● **Task goal**: Copy every entry exactly as given, minus the images.

● **Provided material**:
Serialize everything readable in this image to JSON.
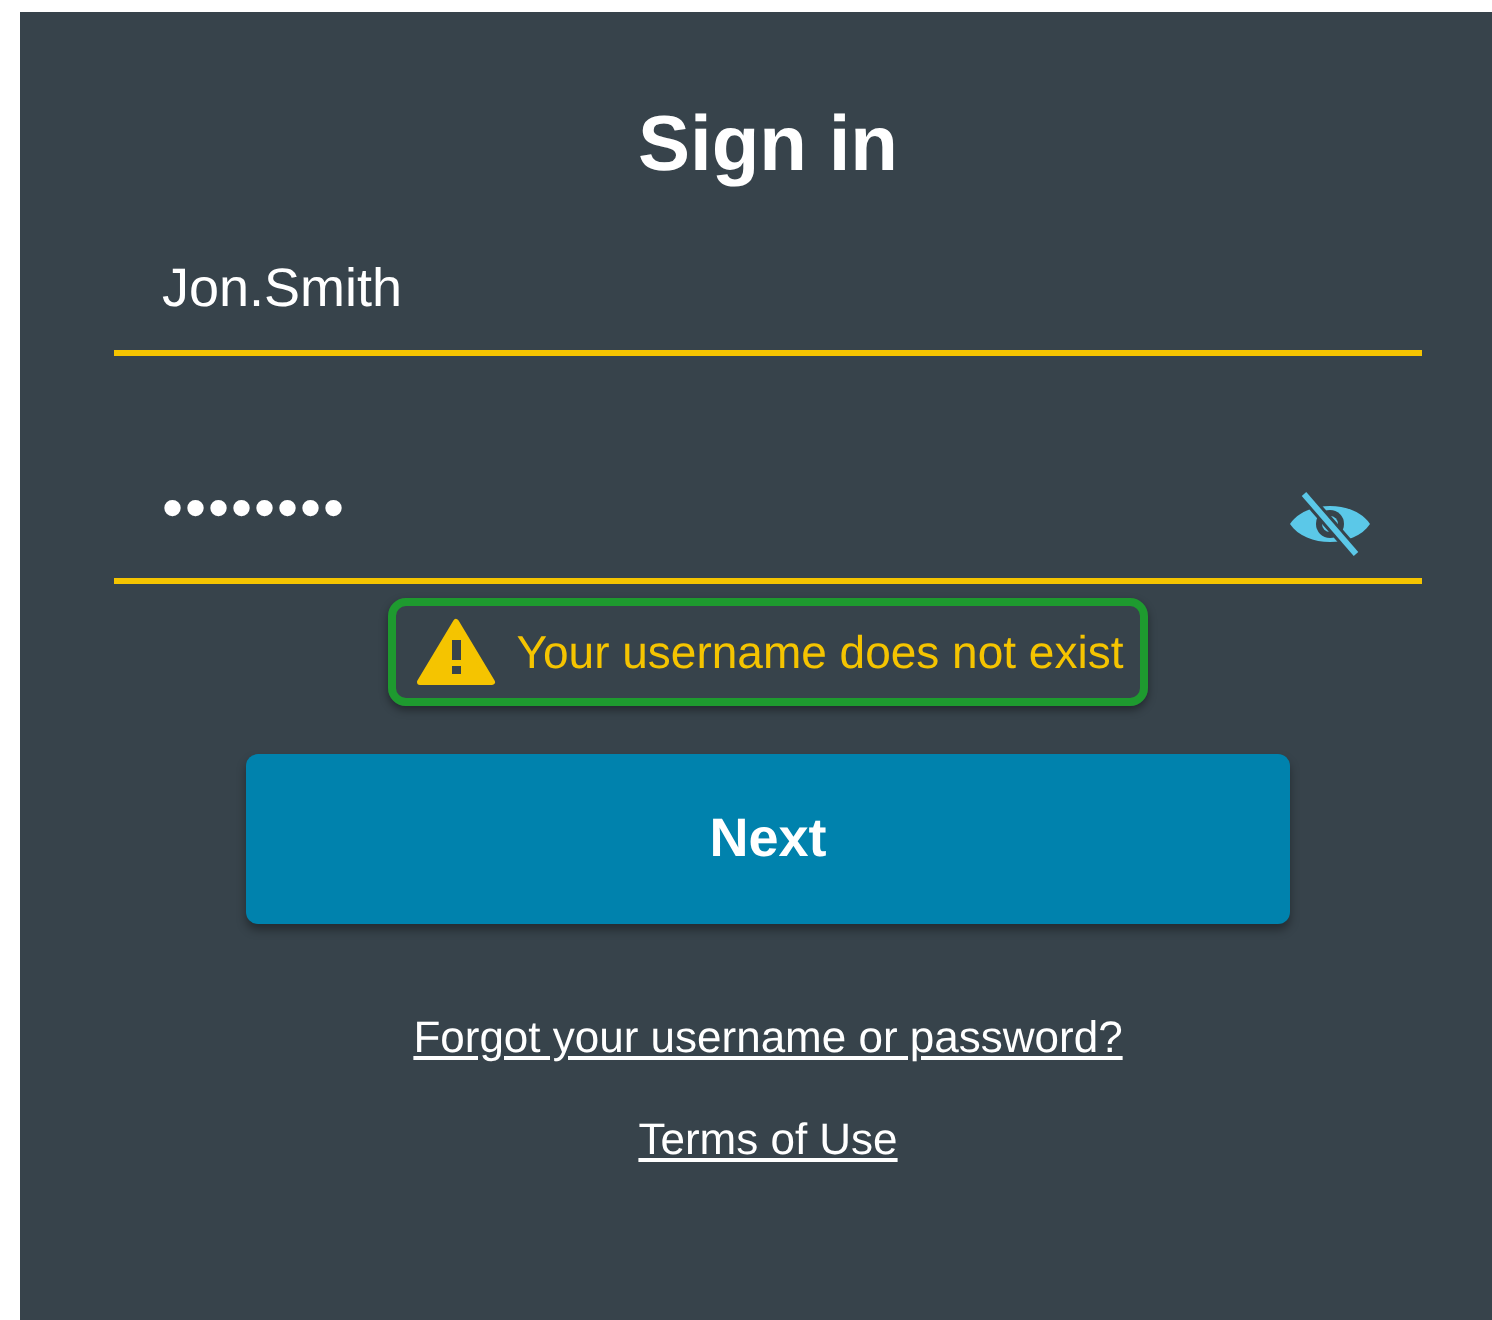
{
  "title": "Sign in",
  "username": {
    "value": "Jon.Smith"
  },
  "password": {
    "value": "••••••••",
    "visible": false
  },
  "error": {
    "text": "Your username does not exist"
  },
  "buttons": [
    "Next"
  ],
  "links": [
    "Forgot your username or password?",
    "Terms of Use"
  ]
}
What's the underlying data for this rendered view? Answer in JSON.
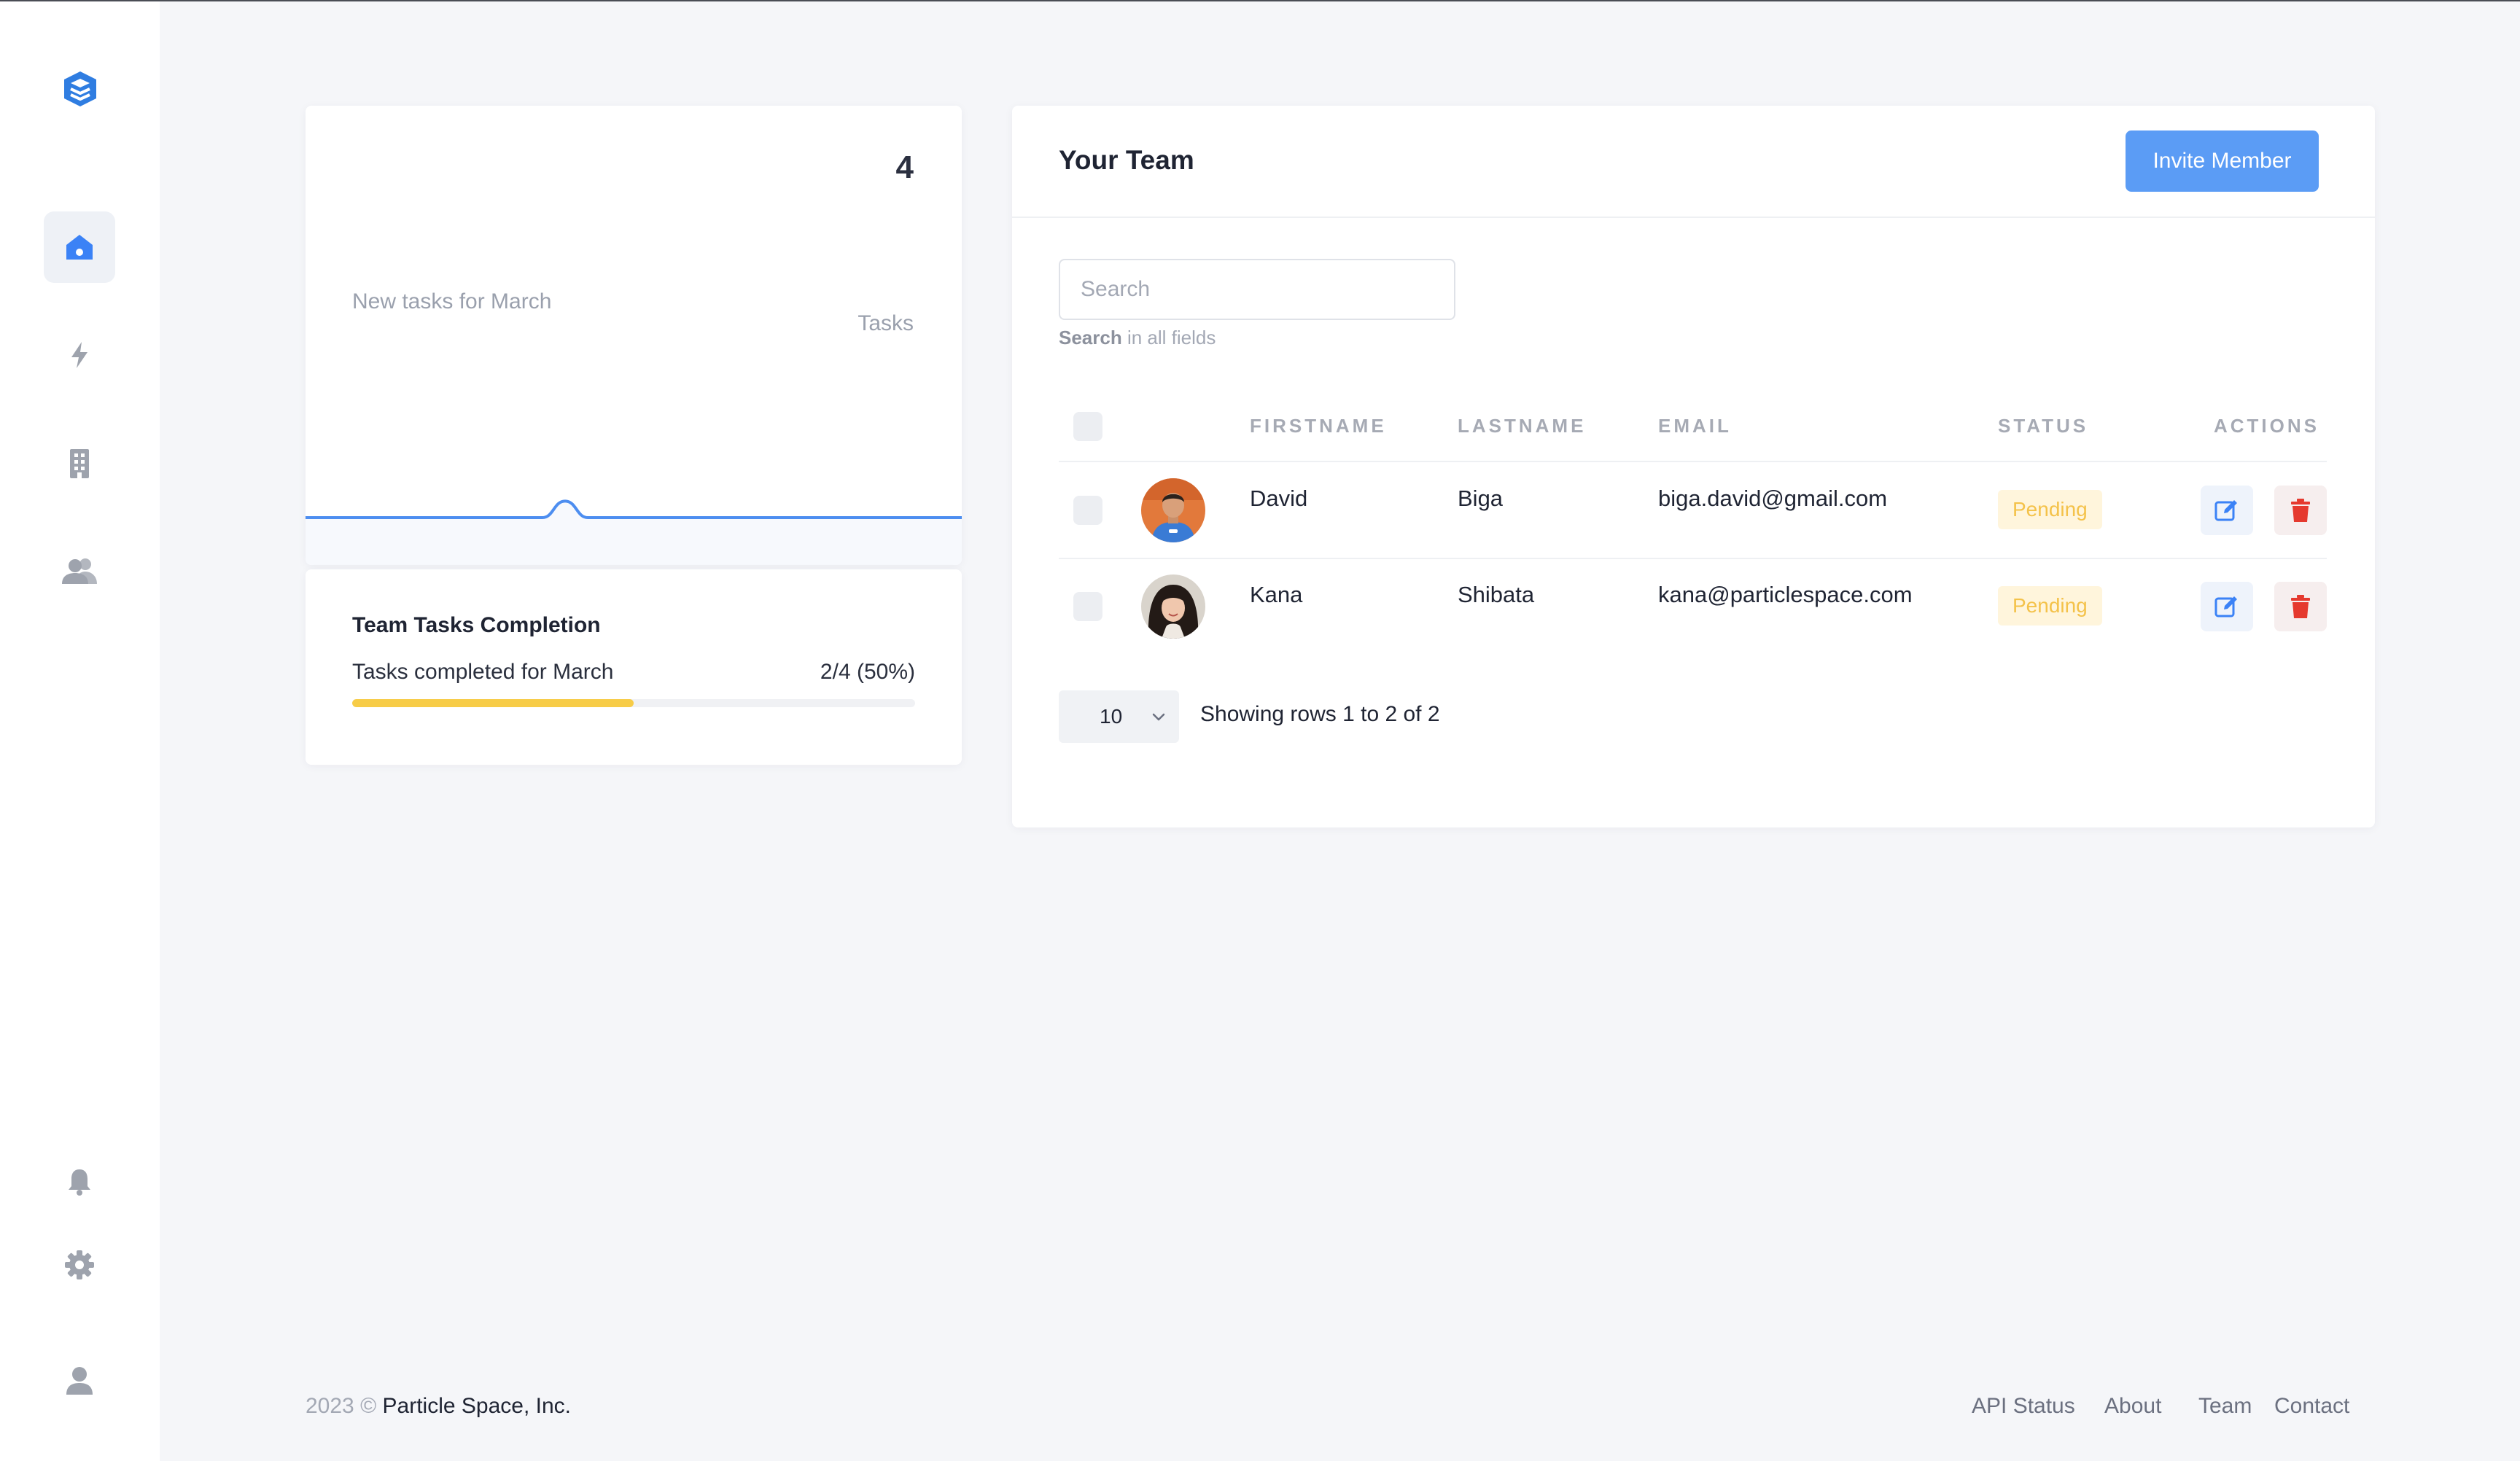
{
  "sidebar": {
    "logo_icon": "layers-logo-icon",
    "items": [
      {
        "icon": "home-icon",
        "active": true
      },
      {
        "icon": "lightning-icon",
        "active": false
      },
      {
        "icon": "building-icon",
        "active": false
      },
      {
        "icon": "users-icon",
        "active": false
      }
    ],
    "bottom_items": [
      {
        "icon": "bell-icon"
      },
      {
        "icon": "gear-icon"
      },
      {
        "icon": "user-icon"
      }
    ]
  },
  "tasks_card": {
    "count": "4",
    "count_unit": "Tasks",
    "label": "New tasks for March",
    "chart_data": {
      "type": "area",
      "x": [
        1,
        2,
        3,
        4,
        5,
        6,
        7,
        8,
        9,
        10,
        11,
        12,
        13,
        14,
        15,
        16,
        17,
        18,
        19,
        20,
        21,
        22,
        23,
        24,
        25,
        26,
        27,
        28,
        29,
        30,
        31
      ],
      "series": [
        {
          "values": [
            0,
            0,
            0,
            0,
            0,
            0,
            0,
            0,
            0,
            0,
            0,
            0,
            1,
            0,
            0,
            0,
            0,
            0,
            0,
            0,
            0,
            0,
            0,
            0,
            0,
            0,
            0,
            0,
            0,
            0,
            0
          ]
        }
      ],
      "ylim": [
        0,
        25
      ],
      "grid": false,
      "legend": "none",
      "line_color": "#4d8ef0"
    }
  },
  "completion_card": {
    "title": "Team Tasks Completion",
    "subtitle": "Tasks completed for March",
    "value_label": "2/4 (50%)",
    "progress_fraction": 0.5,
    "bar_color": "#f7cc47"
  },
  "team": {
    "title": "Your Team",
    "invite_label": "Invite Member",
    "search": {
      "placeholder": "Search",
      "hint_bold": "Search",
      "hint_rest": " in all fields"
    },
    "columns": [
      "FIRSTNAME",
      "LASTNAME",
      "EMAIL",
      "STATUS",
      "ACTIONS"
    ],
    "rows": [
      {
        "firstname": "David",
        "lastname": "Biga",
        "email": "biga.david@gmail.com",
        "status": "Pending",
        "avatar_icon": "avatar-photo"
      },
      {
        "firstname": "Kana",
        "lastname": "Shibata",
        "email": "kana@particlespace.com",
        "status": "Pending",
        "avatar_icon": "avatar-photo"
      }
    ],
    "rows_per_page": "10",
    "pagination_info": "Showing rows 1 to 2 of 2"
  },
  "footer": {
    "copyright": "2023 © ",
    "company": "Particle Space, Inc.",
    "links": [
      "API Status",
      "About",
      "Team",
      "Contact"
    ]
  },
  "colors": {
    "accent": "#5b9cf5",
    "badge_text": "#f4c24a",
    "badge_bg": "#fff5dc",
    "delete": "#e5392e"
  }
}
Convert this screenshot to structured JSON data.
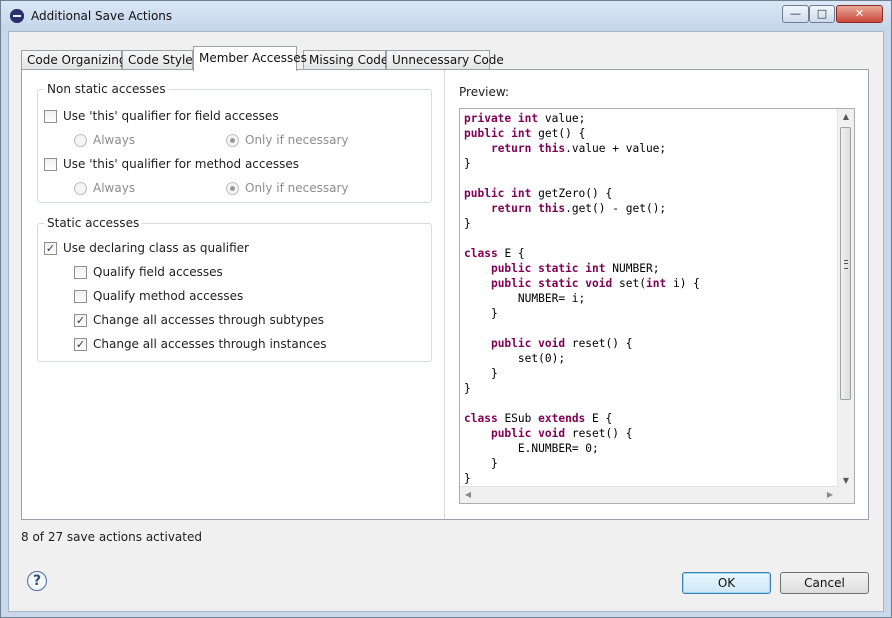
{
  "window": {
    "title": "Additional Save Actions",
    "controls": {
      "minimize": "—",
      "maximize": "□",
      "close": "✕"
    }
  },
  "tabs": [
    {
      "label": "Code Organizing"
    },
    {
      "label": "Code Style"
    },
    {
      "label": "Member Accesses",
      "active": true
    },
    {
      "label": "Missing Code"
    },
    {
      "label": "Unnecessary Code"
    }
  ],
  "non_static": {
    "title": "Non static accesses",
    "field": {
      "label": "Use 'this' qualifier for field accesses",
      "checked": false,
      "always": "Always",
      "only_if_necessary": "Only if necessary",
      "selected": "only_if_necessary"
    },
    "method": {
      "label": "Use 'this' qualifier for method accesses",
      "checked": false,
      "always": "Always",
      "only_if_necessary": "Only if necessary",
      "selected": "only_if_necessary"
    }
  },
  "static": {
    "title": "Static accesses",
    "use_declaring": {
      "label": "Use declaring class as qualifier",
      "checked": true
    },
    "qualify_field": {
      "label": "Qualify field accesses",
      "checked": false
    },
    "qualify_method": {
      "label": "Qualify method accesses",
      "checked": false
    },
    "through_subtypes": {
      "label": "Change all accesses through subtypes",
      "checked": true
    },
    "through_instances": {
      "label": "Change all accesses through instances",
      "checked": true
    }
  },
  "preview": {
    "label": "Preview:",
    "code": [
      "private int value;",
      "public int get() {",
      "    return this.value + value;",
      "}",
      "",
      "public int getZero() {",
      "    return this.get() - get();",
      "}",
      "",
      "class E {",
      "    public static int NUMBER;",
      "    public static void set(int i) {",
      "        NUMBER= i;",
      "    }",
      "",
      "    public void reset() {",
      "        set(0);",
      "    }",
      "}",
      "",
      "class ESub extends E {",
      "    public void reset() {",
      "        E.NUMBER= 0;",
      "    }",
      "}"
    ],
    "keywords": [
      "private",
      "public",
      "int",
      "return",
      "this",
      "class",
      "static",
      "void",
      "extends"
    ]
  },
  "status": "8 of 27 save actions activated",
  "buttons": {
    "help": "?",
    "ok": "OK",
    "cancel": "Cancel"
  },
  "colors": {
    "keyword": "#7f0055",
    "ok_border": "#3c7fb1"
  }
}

● **Full response**:
Serialize everything readable in this image to JSON.
{
  "title": "Sign in",
  "username": {
    "value": "Jon.Smith"
  },
  "password": {
    "value": "••••••••",
    "visible": false
  },
  "error": {
    "text": "Your username does not exist"
  },
  "buttons": [
    "Next"
  ],
  "links": [
    "Forgot your username or password?",
    "Terms of Use"
  ]
}
What's the underlying data for this rendered view? Answer in JSON.
{
  "sidebar": {
    "logo_icon": "layers-logo-icon",
    "items": [
      {
        "icon": "home-icon",
        "active": true
      },
      {
        "icon": "lightning-icon",
        "active": false
      },
      {
        "icon": "building-icon",
        "active": false
      },
      {
        "icon": "users-icon",
        "active": false
      }
    ],
    "bottom_items": [
      {
        "icon": "bell-icon"
      },
      {
        "icon": "gear-icon"
      },
      {
        "icon": "user-icon"
      }
    ]
  },
  "tasks_card": {
    "count": "4",
    "count_unit": "Tasks",
    "label": "New tasks for March",
    "chart_data": {
      "type": "area",
      "x": [
        1,
        2,
        3,
        4,
        5,
        6,
        7,
        8,
        9,
        10,
        11,
        12,
        13,
        14,
        15,
        16,
        17,
        18,
        19,
        20,
        21,
        22,
        23,
        24,
        25,
        26,
        27,
        28,
        29,
        30,
        31
      ],
      "series": [
        {
          "values": [
            0,
            0,
            0,
            0,
            0,
            0,
            0,
            0,
            0,
            0,
            0,
            0,
            1,
            0,
            0,
            0,
            0,
            0,
            0,
            0,
            0,
            0,
            0,
            0,
            0,
            0,
            0,
            0,
            0,
            0,
            0
          ]
        }
      ],
      "ylim": [
        0,
        25
      ],
      "grid": false,
      "legend": "none",
      "line_color": "#4d8ef0"
    }
  },
  "completion_card": {
    "title": "Team Tasks Completion",
    "subtitle": "Tasks completed for March",
    "value_label": "2/4 (50%)",
    "progress_fraction": 0.5,
    "bar_color": "#f7cc47"
  },
  "team": {
    "title": "Your Team",
    "invite_label": "Invite Member",
    "search": {
      "placeholder": "Search",
      "hint_bold": "Search",
      "hint_rest": " in all fields"
    },
    "columns": [
      "FIRSTNAME",
      "LASTNAME",
      "EMAIL",
      "STATUS",
      "ACTIONS"
    ],
    "rows": [
      {
        "firstname": "David",
        "lastname": "Biga",
        "email": "biga.david@gmail.com",
        "status": "Pending",
        "avatar_icon": "avatar-photo"
      },
      {
        "firstname": "Kana",
        "lastname": "Shibata",
        "email": "kana@particlespace.com",
        "status": "Pending",
        "avatar_icon": "avatar-photo"
      }
    ],
    "rows_per_page": "10",
    "pagination_info": "Showing rows 1 to 2 of 2"
  },
  "footer": {
    "copyright": "2023 © ",
    "company": "Particle Space, Inc.",
    "links": [
      "API Status",
      "About",
      "Team",
      "Contact"
    ]
  },
  "colors": {
    "accent": "#5b9cf5",
    "badge_text": "#f4c24a",
    "badge_bg": "#fff5dc",
    "delete": "#e5392e"
  }
}
Convert this screenshot to structured JSON data.
{
  "window": {
    "title": "Additional Save Actions",
    "controls": {
      "minimize": "—",
      "maximize": "□",
      "close": "✕"
    }
  },
  "tabs": [
    {
      "label": "Code Organizing"
    },
    {
      "label": "Code Style"
    },
    {
      "label": "Member Accesses",
      "active": true
    },
    {
      "label": "Missing Code"
    },
    {
      "label": "Unnecessary Code"
    }
  ],
  "non_static": {
    "title": "Non static accesses",
    "field": {
      "label": "Use 'this' qualifier for field accesses",
      "checked": false,
      "always": "Always",
      "only_if_necessary": "Only if necessary",
      "selected": "only_if_necessary"
    },
    "method": {
      "label": "Use 'this' qualifier for method accesses",
      "checked": false,
      "always": "Always",
      "only_if_necessary": "Only if necessary",
      "selected": "only_if_necessary"
    }
  },
  "static": {
    "title": "Static accesses",
    "use_declaring": {
      "label": "Use declaring class as qualifier",
      "checked": true
    },
    "qualify_field": {
      "label": "Qualify field accesses",
      "checked": false
    },
    "qualify_method": {
      "label": "Qualify method accesses",
      "checked": false
    },
    "through_subtypes": {
      "label": "Change all accesses through subtypes",
      "checked": true
    },
    "through_instances": {
      "label": "Change all accesses through instances",
      "checked": true
    }
  },
  "preview": {
    "label": "Preview:",
    "code": [
      "private int value;",
      "public int get() {",
      "    return this.value + value;",
      "}",
      "",
      "public int getZero() {",
      "    return this.get() - get();",
      "}",
      "",
      "class E {",
      "    public static int NUMBER;",
      "    public static void set(int i) {",
      "        NUMBER= i;",
      "    }",
      "",
      "    public void reset() {",
      "        set(0);",
      "    }",
      "}",
      "",
      "class ESub extends E {",
      "    public void reset() {",
      "        E.NUMBER= 0;",
      "    }",
      "}"
    ],
    "keywords": [
      "private",
      "public",
      "int",
      "return",
      "this",
      "class",
      "static",
      "void",
      "extends"
    ]
  },
  "status": "8 of 27 save actions activated",
  "buttons": {
    "help": "?",
    "ok": "OK",
    "cancel": "Cancel"
  },
  "colors": {
    "keyword": "#7f0055",
    "ok_border": "#3c7fb1"
  }
}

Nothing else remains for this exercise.